◆ Short problem
Your answer should be a single number: the count of lines in the material below that hold "vuelva".

⁂

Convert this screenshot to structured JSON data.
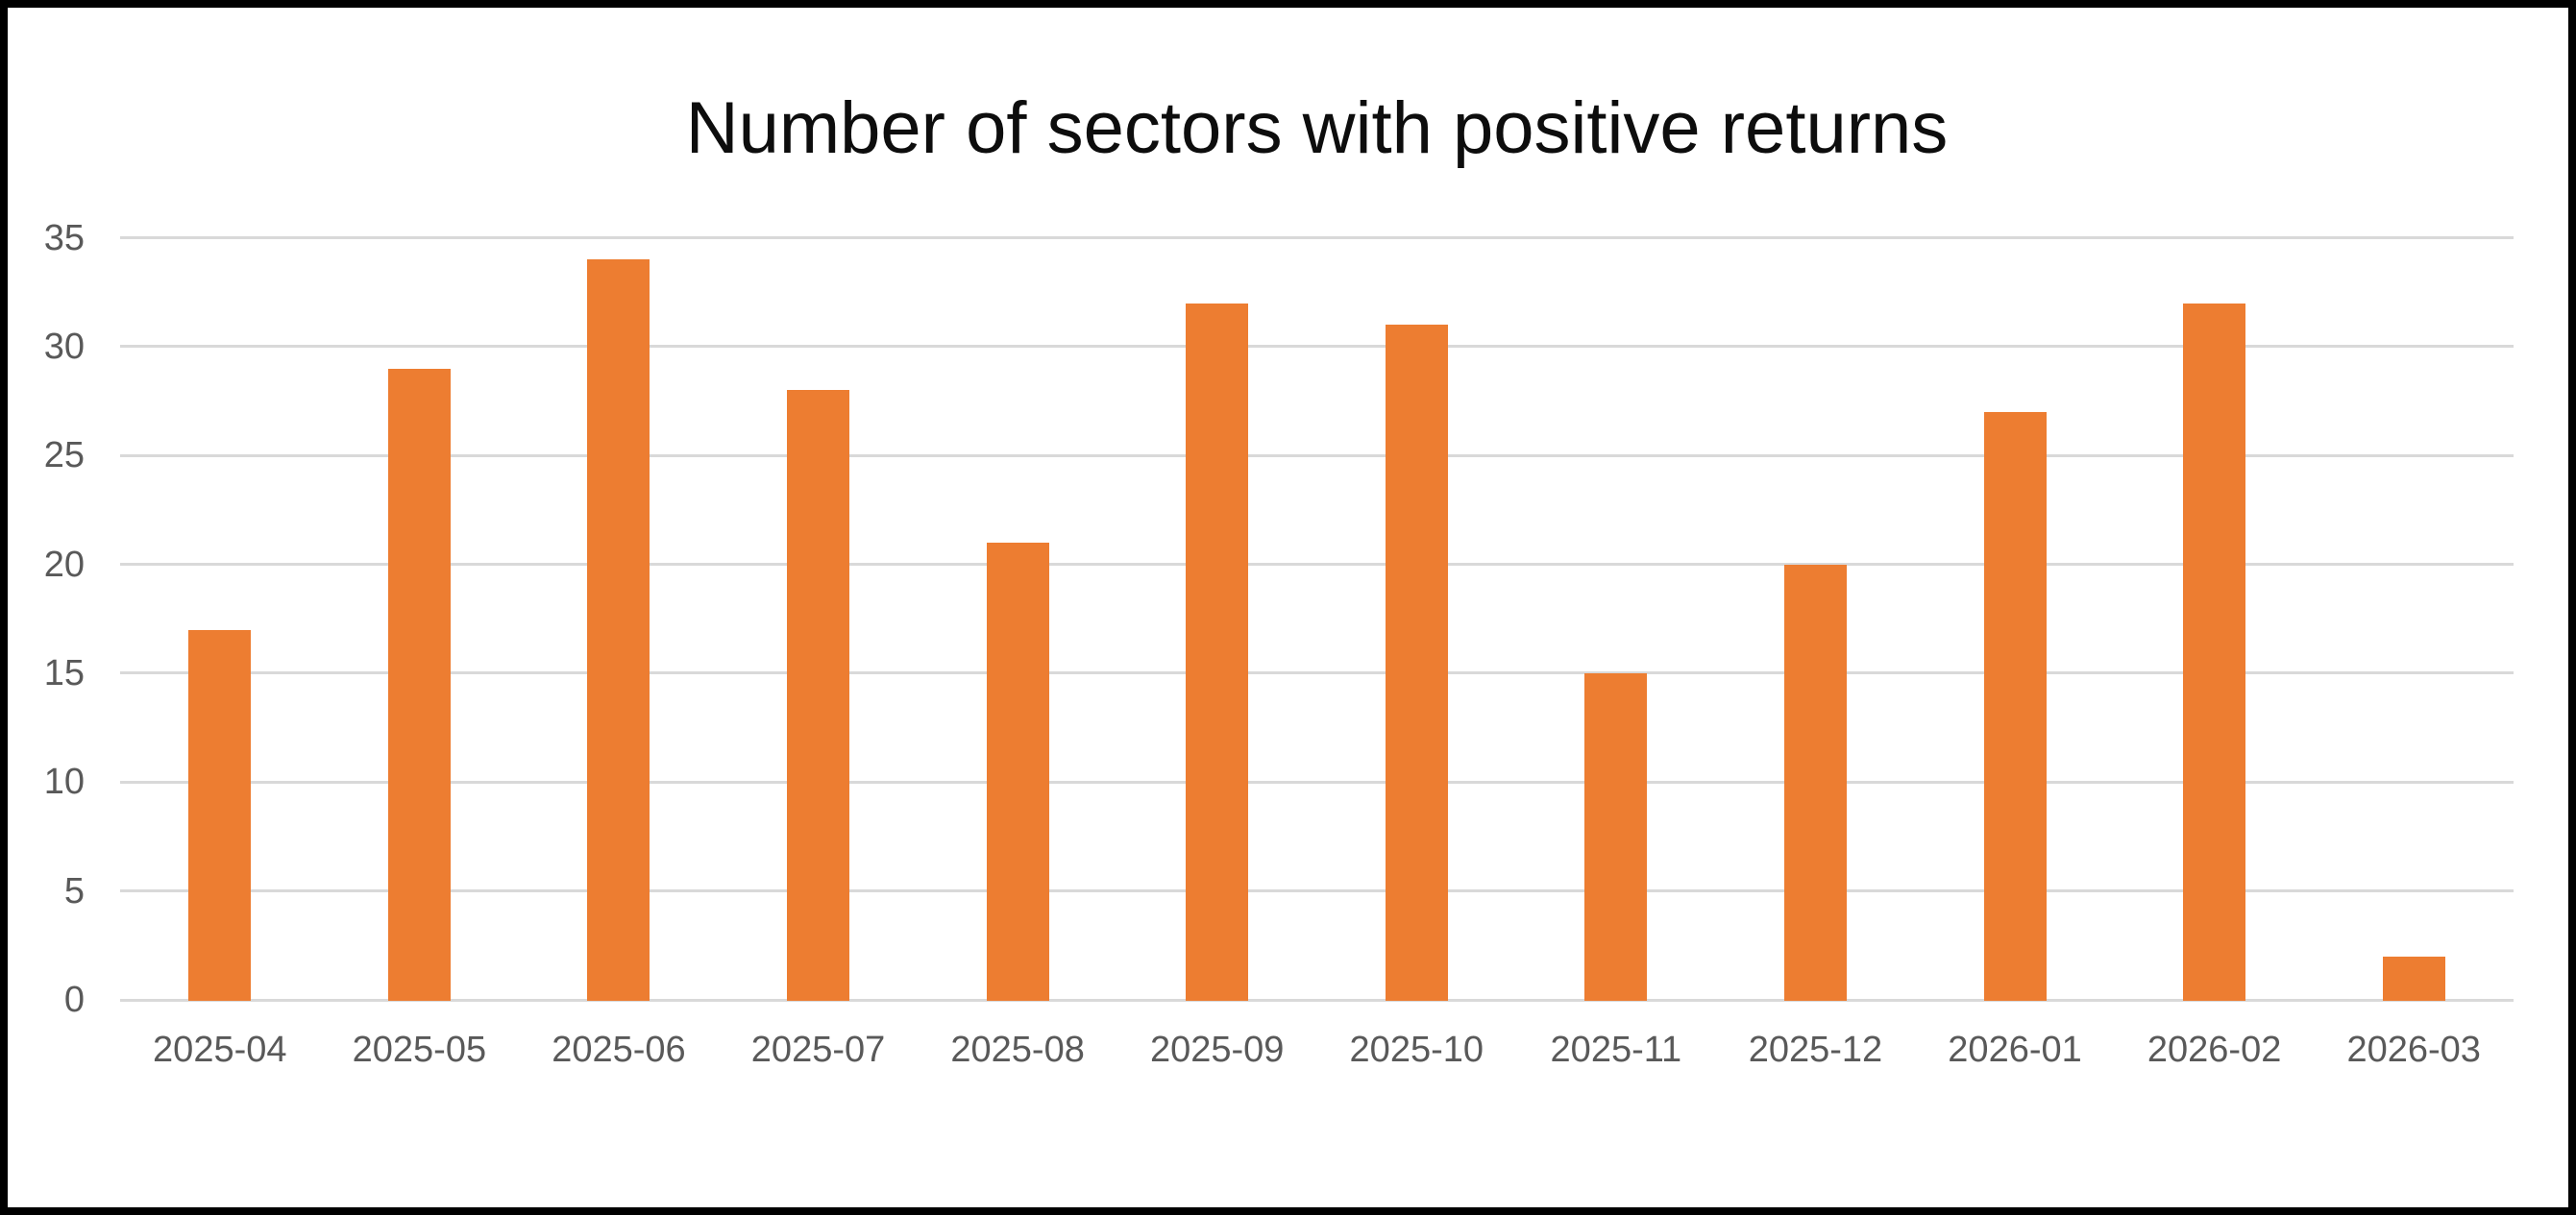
{
  "frame": {
    "background_color": "#FFFFFF",
    "border_color": "#000000"
  },
  "chart_data": {
    "type": "bar",
    "title": "Number of sectors with positive returns",
    "xlabel": "",
    "ylabel": "",
    "categories": [
      "2025-04",
      "2025-05",
      "2025-06",
      "2025-07",
      "2025-08",
      "2025-09",
      "2025-10",
      "2025-11",
      "2025-12",
      "2026-01",
      "2026-02",
      "2026-03"
    ],
    "values": [
      17,
      29,
      34,
      28,
      21,
      32,
      31,
      15,
      20,
      27,
      32,
      2
    ],
    "ylim": [
      0,
      35
    ],
    "ytick_step": 5,
    "ytick_labels": [
      "0",
      "5",
      "10",
      "15",
      "20",
      "25",
      "30",
      "35"
    ],
    "grid": "horizontal",
    "legend": "none",
    "bar_color": "#ED7D31",
    "gridline_color": "#D9D9D9",
    "tick_label_color": "#595959",
    "title_color": "#0D0D0D"
  }
}
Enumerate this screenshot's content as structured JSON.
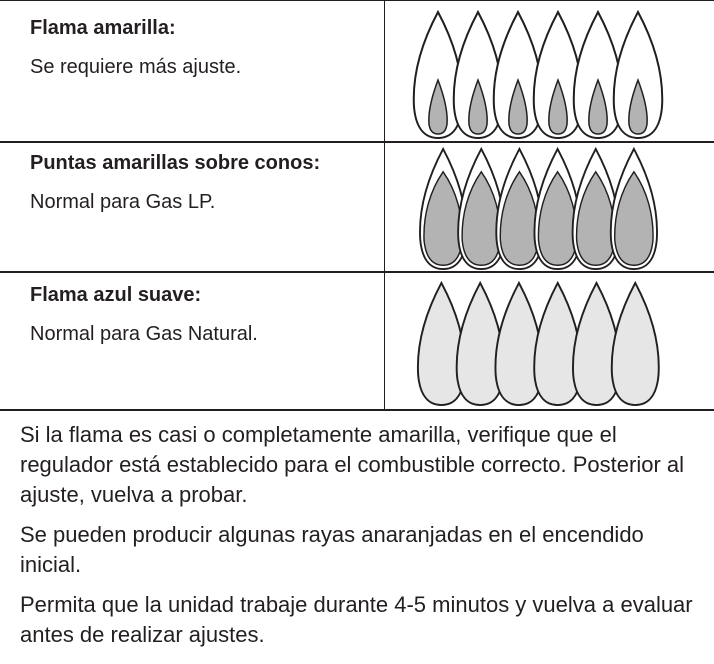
{
  "table": {
    "rows": [
      {
        "title": "Flama amarilla:",
        "description": "Se requiere más ajuste."
      },
      {
        "title": "Puntas amarillas sobre conos:",
        "description": "Normal para Gas LP."
      },
      {
        "title": "Flama azul suave:",
        "description": "Normal para Gas Natural."
      }
    ]
  },
  "notes": [
    "Si la flama es casi o completamente amarilla, verifique que el regulador está establecido para el combustible correcto. Posterior al ajuste, vuelva a probar.",
    "Se pueden producir algunas rayas anaranjadas en el encendido inicial.",
    "Permita que la unidad trabaje durante 4-5 minutos y vuelva a evaluar antes de realizar ajustes."
  ]
}
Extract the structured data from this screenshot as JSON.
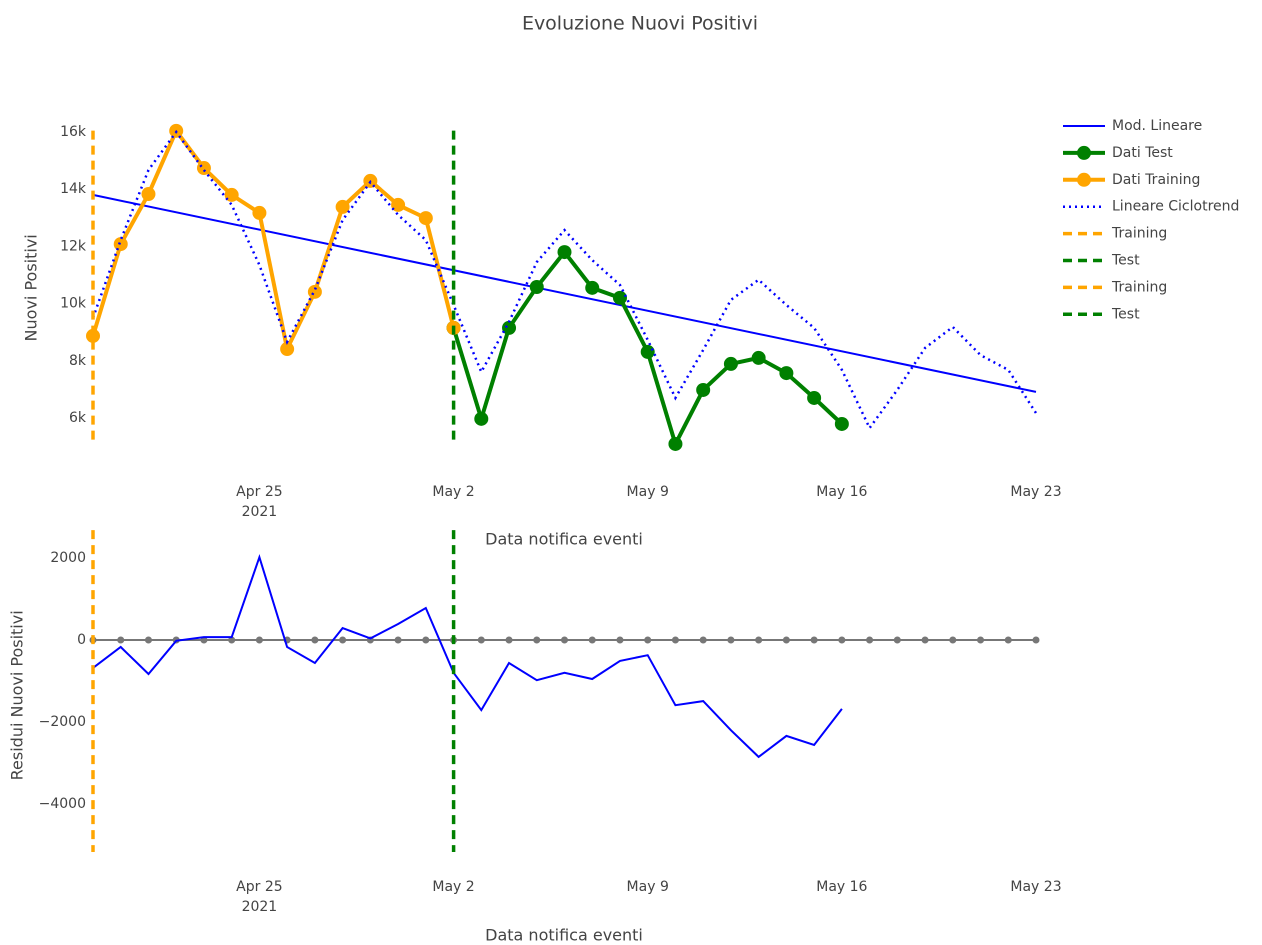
{
  "chart_data": [
    {
      "type": "line",
      "title": "Evoluzione Nuovi Positivi",
      "x_label": "Data notifica eventi",
      "y_label": "Nuovi Positivi",
      "xlim": [
        "2021-04-19",
        "2021-05-23"
      ],
      "xticks": [
        {
          "value": "2021-04-25",
          "label": "Apr 25"
        },
        {
          "value": "2021-05-02",
          "label": "May 2"
        },
        {
          "value": "2021-05-09",
          "label": "May 9"
        },
        {
          "value": "2021-05-16",
          "label": "May 16"
        },
        {
          "value": "2021-05-23",
          "label": "May 23"
        }
      ],
      "xtick_year": "2021",
      "ylim": [
        4600,
        16500
      ],
      "yticks": [
        {
          "value": 6000,
          "label": "6k"
        },
        {
          "value": 8000,
          "label": "8k"
        },
        {
          "value": 10000,
          "label": "10k"
        },
        {
          "value": 12000,
          "label": "12k"
        },
        {
          "value": 14000,
          "label": "14k"
        },
        {
          "value": 16000,
          "label": "16k"
        }
      ],
      "grid": false,
      "legend": "outside-right",
      "series": [
        {
          "name": "Mod. Lineare",
          "color": "#0000ff",
          "line_style": "solid",
          "line_width": 2,
          "markers": false,
          "x": [
            "2021-04-19",
            "2021-05-23"
          ],
          "values": [
            13800,
            6910
          ]
        },
        {
          "name": "Dati Test",
          "color": "#008000",
          "line_style": "solid",
          "line_width": 4,
          "markers": true,
          "marker_size": 7,
          "x": [
            "2021-05-02",
            "2021-05-03",
            "2021-05-04",
            "2021-05-05",
            "2021-05-06",
            "2021-05-07",
            "2021-05-08",
            "2021-05-09",
            "2021-05-10",
            "2021-05-11",
            "2021-05-12",
            "2021-05-13",
            "2021-05-14",
            "2021-05-15",
            "2021-05-16"
          ],
          "values": [
            9150,
            5970,
            9150,
            10580,
            11800,
            10550,
            10200,
            8310,
            5090,
            6980,
            7890,
            8100,
            7570,
            6700,
            5790
          ]
        },
        {
          "name": "Dati Training",
          "color": "#ffa500",
          "line_style": "solid",
          "line_width": 4,
          "markers": true,
          "marker_size": 7,
          "x": [
            "2021-04-19",
            "2021-04-20",
            "2021-04-21",
            "2021-04-22",
            "2021-04-23",
            "2021-04-24",
            "2021-04-25",
            "2021-04-26",
            "2021-04-27",
            "2021-04-28",
            "2021-04-29",
            "2021-04-30",
            "2021-05-01",
            "2021-05-02"
          ],
          "values": [
            8870,
            12080,
            13830,
            16040,
            14740,
            13800,
            13170,
            8410,
            10410,
            13380,
            14290,
            13450,
            12990,
            9150
          ]
        },
        {
          "name": "Lineare Ciclotrend",
          "color": "#0000ff",
          "line_style": "dot",
          "line_width": 2.5,
          "markers": false,
          "x": [
            "2021-04-19",
            "2021-04-20",
            "2021-04-21",
            "2021-04-22",
            "2021-04-23",
            "2021-04-24",
            "2021-04-25",
            "2021-04-26",
            "2021-04-27",
            "2021-04-28",
            "2021-04-29",
            "2021-04-30",
            "2021-05-01",
            "2021-05-02",
            "2021-05-03",
            "2021-05-04",
            "2021-05-05",
            "2021-05-06",
            "2021-05-07",
            "2021-05-08",
            "2021-05-09",
            "2021-05-10",
            "2021-05-11",
            "2021-05-12",
            "2021-05-13",
            "2021-05-14",
            "2021-05-15",
            "2021-05-16",
            "2021-05-17",
            "2021-05-18",
            "2021-05-19",
            "2021-05-20",
            "2021-05-21",
            "2021-05-22",
            "2021-05-23"
          ],
          "values": [
            9500,
            12220,
            14670,
            16000,
            14670,
            13450,
            11350,
            8660,
            10480,
            12920,
            14250,
            13100,
            12220,
            9950,
            7610,
            9360,
            11450,
            12570,
            11520,
            10650,
            8730,
            6700,
            8380,
            10130,
            10830,
            9950,
            9150,
            7680,
            5650,
            6980,
            8450,
            9180,
            8200,
            7680,
            6170
          ]
        },
        {
          "name": "Training",
          "color": "#ffa500",
          "line_style": "dash",
          "line_width": 3.5,
          "markers": false,
          "x": [
            "2021-04-19",
            "2021-04-19"
          ],
          "values": [
            16050,
            5060
          ]
        },
        {
          "name": "Test",
          "color": "#008000",
          "line_style": "dash",
          "line_width": 3.5,
          "markers": false,
          "x": [
            "2021-05-02",
            "2021-05-02"
          ],
          "values": [
            16050,
            5060
          ]
        }
      ]
    },
    {
      "type": "line",
      "x_label": "Data notifica eventi",
      "y_label": "Residui Nuovi Positivi",
      "xlim": [
        "2021-04-19",
        "2021-05-23"
      ],
      "xticks": [
        {
          "value": "2021-04-25",
          "label": "Apr 25"
        },
        {
          "value": "2021-05-02",
          "label": "May 2"
        },
        {
          "value": "2021-05-09",
          "label": "May 9"
        },
        {
          "value": "2021-05-16",
          "label": "May 16"
        },
        {
          "value": "2021-05-23",
          "label": "May 23"
        }
      ],
      "xtick_year": "2021",
      "ylim": [
        -5600,
        2900
      ],
      "yticks": [
        {
          "value": -4000,
          "label": "−4000"
        },
        {
          "value": -2000,
          "label": "−2000"
        },
        0,
        2000
      ],
      "grid": false,
      "series": [
        {
          "color": "#777777",
          "line_style": "solid",
          "line_width": 2,
          "markers": true,
          "marker_size": 3.5,
          "x": [
            "2021-04-19",
            "2021-04-20",
            "2021-04-21",
            "2021-04-22",
            "2021-04-23",
            "2021-04-24",
            "2021-04-25",
            "2021-04-26",
            "2021-04-27",
            "2021-04-28",
            "2021-04-29",
            "2021-04-30",
            "2021-05-01",
            "2021-05-02",
            "2021-05-03",
            "2021-05-04",
            "2021-05-05",
            "2021-05-06",
            "2021-05-07",
            "2021-05-08",
            "2021-05-09",
            "2021-05-10",
            "2021-05-11",
            "2021-05-12",
            "2021-05-13",
            "2021-05-14",
            "2021-05-15",
            "2021-05-16",
            "2021-05-17",
            "2021-05-18",
            "2021-05-19",
            "2021-05-20",
            "2021-05-21",
            "2021-05-22",
            "2021-05-23"
          ],
          "values": [
            0,
            0,
            0,
            0,
            0,
            0,
            0,
            0,
            0,
            0,
            0,
            0,
            0,
            0,
            0,
            0,
            0,
            0,
            0,
            0,
            0,
            0,
            0,
            0,
            0,
            0,
            0,
            0,
            0,
            0,
            0,
            0,
            0,
            0,
            0
          ]
        },
        {
          "color": "#0000ff",
          "line_style": "solid",
          "line_width": 2,
          "markers": false,
          "x": [
            "2021-04-19",
            "2021-04-20",
            "2021-04-21",
            "2021-04-22",
            "2021-04-23",
            "2021-04-24",
            "2021-04-25",
            "2021-04-26",
            "2021-04-27",
            "2021-04-28",
            "2021-04-29",
            "2021-04-30",
            "2021-05-01",
            "2021-05-02",
            "2021-05-03",
            "2021-05-04",
            "2021-05-05",
            "2021-05-06",
            "2021-05-07",
            "2021-05-08",
            "2021-05-09",
            "2021-05-10",
            "2021-05-11",
            "2021-05-12",
            "2021-05-13",
            "2021-05-14",
            "2021-05-15",
            "2021-05-16"
          ],
          "values": [
            -680,
            -170,
            -830,
            -20,
            70,
            70,
            2020,
            -170,
            -560,
            290,
            40,
            390,
            780,
            -800,
            -1710,
            -560,
            -980,
            -800,
            -950,
            -510,
            -370,
            -1590,
            -1490,
            -2200,
            -2850,
            -2340,
            -2560,
            -1680
          ]
        },
        {
          "name": "Training",
          "color": "#ffa500",
          "line_style": "dash",
          "line_width": 3.5,
          "markers": false,
          "x": [
            "2021-04-19",
            "2021-04-19"
          ],
          "values": [
            2680,
            -5170
          ]
        },
        {
          "name": "Test",
          "color": "#008000",
          "line_style": "dash",
          "line_width": 3.5,
          "markers": false,
          "x": [
            "2021-05-02",
            "2021-05-02"
          ],
          "values": [
            2680,
            -5170
          ]
        }
      ]
    }
  ]
}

⁂

◆ Result for this exercise
2